> _Work required_:
Check each line of the records below for the string "upcoming", then state how many lines contain it, with no other output.

(Extracted records)
►
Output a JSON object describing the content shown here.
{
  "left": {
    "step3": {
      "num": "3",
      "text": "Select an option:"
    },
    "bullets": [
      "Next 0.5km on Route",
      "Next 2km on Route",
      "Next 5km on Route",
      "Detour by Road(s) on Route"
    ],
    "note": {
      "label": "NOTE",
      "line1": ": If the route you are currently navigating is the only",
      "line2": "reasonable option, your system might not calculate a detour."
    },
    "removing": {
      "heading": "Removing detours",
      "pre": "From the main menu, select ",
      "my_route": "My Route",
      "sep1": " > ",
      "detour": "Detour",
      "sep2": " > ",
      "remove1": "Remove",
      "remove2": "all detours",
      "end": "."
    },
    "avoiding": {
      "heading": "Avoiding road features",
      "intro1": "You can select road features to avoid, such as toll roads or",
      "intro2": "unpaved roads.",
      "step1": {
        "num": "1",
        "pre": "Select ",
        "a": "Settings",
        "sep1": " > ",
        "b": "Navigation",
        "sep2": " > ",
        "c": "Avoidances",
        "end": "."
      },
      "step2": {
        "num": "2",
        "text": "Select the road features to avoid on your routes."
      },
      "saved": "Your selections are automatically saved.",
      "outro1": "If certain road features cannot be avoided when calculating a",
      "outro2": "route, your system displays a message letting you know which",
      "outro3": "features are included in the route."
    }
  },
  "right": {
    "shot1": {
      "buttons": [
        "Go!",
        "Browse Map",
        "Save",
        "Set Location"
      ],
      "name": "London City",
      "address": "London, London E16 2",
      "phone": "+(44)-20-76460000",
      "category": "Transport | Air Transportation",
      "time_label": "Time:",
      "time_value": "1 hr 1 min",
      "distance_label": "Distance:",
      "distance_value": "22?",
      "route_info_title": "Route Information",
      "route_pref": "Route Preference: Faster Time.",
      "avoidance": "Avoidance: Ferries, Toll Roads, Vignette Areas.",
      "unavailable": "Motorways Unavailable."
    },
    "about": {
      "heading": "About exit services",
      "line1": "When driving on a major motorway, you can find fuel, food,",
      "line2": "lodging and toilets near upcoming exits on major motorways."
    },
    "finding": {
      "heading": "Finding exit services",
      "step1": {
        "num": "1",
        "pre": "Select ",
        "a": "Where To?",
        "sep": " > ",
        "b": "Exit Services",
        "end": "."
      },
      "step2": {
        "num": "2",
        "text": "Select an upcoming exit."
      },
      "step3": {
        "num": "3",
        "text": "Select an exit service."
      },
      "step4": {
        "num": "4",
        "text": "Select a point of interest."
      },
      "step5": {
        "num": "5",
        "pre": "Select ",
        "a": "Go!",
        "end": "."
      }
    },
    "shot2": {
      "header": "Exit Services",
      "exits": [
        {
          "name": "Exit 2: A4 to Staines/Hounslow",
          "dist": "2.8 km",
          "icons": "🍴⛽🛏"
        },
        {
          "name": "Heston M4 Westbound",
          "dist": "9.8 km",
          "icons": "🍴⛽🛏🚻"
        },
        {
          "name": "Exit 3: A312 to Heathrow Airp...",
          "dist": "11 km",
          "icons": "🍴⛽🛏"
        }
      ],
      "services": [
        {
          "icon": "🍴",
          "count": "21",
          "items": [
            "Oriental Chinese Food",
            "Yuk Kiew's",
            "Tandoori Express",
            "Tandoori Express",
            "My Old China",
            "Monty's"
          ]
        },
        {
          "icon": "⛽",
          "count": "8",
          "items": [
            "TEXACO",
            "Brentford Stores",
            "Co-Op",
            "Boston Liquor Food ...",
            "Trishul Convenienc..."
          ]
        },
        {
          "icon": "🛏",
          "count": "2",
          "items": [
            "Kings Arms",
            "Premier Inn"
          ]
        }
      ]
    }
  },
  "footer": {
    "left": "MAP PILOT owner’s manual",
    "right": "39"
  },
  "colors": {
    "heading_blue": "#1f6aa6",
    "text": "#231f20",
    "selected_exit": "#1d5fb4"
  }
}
◄
> _Result for this exercise_:
2